"""
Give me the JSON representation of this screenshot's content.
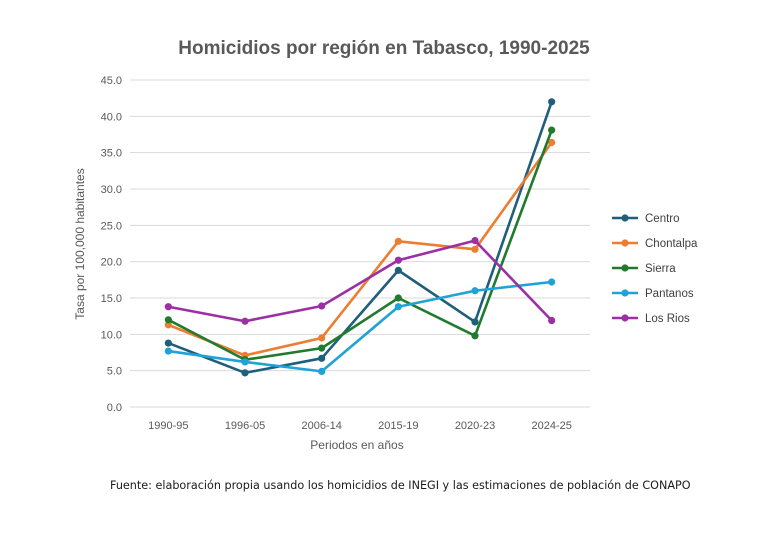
{
  "source_note": "Fuente: elaboración propia usando los homicidios de INEGI y las estimaciones de población de CONAPO",
  "chart_data": {
    "type": "line",
    "title": "Homicidios por región en Tabasco, 1990-2025",
    "xlabel": "Periodos en años",
    "ylabel": "Tasa por 100,000 habitantes",
    "categories": [
      "1990-95",
      "1996-05",
      "2006-14",
      "2015-19",
      "2020-23",
      "2024-25"
    ],
    "ylim": [
      0,
      45
    ],
    "yticks": [
      "0.0",
      "5.0",
      "10.0",
      "15.0",
      "20.0",
      "25.0",
      "30.0",
      "35.0",
      "40.0",
      "45.0"
    ],
    "grid": true,
    "legend_position": "right",
    "series": [
      {
        "name": "Centro",
        "color": "#1f5f7a",
        "values": [
          8.8,
          4.7,
          6.7,
          18.8,
          11.7,
          42.0
        ]
      },
      {
        "name": "Chontalpa",
        "color": "#ed7d31",
        "values": [
          11.3,
          7.1,
          9.5,
          22.8,
          21.7,
          36.4
        ]
      },
      {
        "name": "Sierra",
        "color": "#217a2e",
        "values": [
          12.0,
          6.5,
          8.1,
          15.0,
          9.8,
          38.1
        ]
      },
      {
        "name": "Pantanos",
        "color": "#1fa2d6",
        "values": [
          7.7,
          6.2,
          4.9,
          13.8,
          16.0,
          17.2
        ]
      },
      {
        "name": "Los Rios",
        "color": "#9b2fa3",
        "values": [
          13.8,
          11.8,
          13.9,
          20.2,
          22.9,
          11.9
        ]
      }
    ]
  }
}
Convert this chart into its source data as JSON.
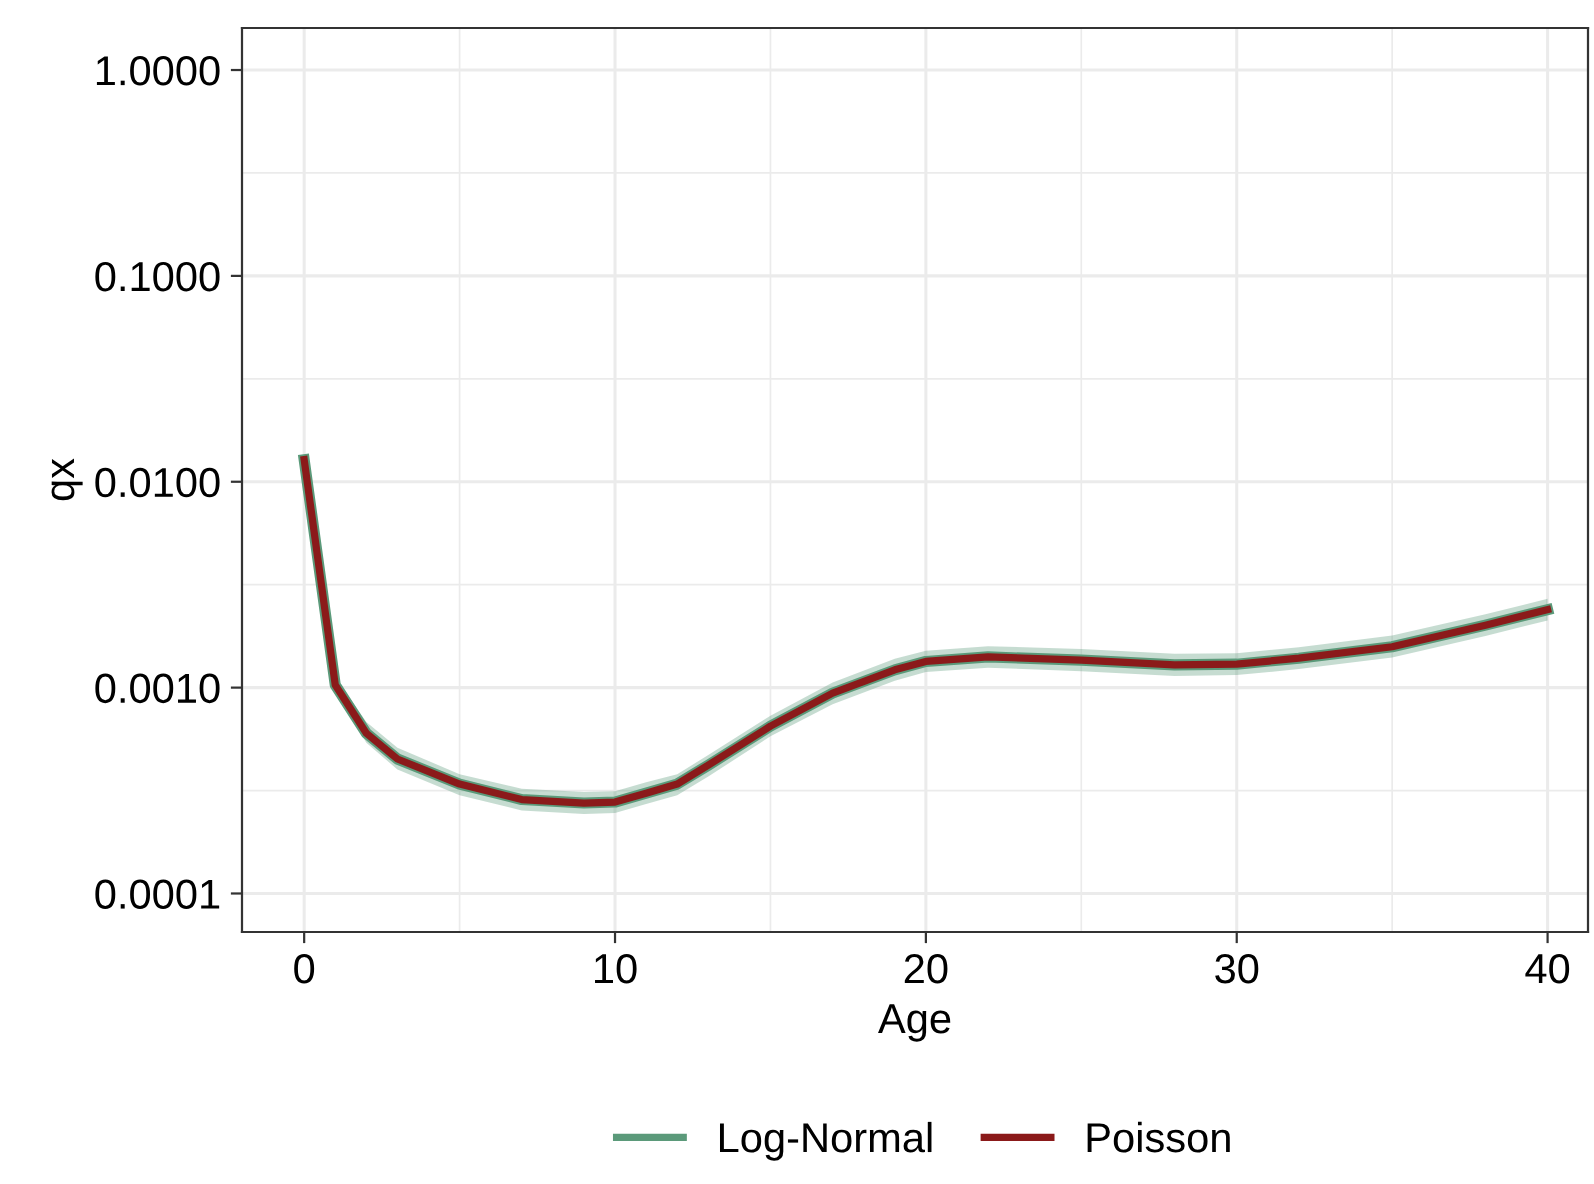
{
  "chart_data": {
    "type": "line",
    "xlabel": "Age",
    "ylabel": "qx",
    "x": [
      0,
      1,
      2,
      3,
      5,
      7,
      9,
      10,
      11,
      12,
      13,
      15,
      17,
      19,
      20,
      22,
      25,
      28,
      30,
      32,
      35,
      38,
      40
    ],
    "series": [
      {
        "name": "Log-Normal",
        "color": "#5b9a7a",
        "values": [
          0.0128,
          0.00103,
          0.0006,
          0.00045,
          0.00034,
          0.000286,
          0.000275,
          0.000278,
          0.000307,
          0.00034,
          0.00042,
          0.00065,
          0.00094,
          0.00122,
          0.00134,
          0.00141,
          0.00136,
          0.00129,
          0.0013,
          0.00139,
          0.00158,
          0.00201,
          0.00239
        ],
        "lower": [
          0.0125,
          0.00095,
          0.00054,
          0.0004,
          0.0003,
          0.000253,
          0.000243,
          0.000246,
          0.000272,
          0.0003,
          0.00037,
          0.00058,
          0.00083,
          0.00108,
          0.00119,
          0.00125,
          0.0012,
          0.00114,
          0.00115,
          0.00123,
          0.0014,
          0.00178,
          0.00212
        ],
        "upper": [
          0.0131,
          0.00112,
          0.00068,
          0.00051,
          0.00038,
          0.000323,
          0.000311,
          0.000314,
          0.000347,
          0.00038,
          0.00047,
          0.00073,
          0.00106,
          0.00138,
          0.00151,
          0.00159,
          0.00154,
          0.00146,
          0.00147,
          0.00157,
          0.00179,
          0.00227,
          0.0027
        ]
      },
      {
        "name": "Poisson",
        "color": "#8b1a1a",
        "values": [
          0.0128,
          0.00103,
          0.0006,
          0.00045,
          0.00034,
          0.000286,
          0.000275,
          0.000278,
          0.000307,
          0.00034,
          0.00042,
          0.00065,
          0.00094,
          0.00122,
          0.00134,
          0.00141,
          0.00136,
          0.00129,
          0.0013,
          0.00139,
          0.00158,
          0.00201,
          0.00239
        ]
      }
    ],
    "log": "y",
    "xlim": [
      -2,
      41.3
    ],
    "ylim": [
      6.5e-05,
      1.6
    ],
    "xticks": [
      0,
      10,
      20,
      30,
      40
    ],
    "yticks": [
      {
        "value": 0.0001,
        "label": "0.0001"
      },
      {
        "value": 0.001,
        "label": "0.0010"
      },
      {
        "value": 0.01,
        "label": "0.0100"
      },
      {
        "value": 0.1,
        "label": "0.1000"
      },
      {
        "value": 1,
        "label": "1.0000"
      }
    ],
    "grid": true,
    "legend": "bottom",
    "line_style": "solid",
    "marker": "none"
  }
}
"""
Search the listing for the word "this" and return each line that holds it.

▶ [Output]
Give me the JSON representation of this screenshot's content.
Convert this chart into its source data as JSON.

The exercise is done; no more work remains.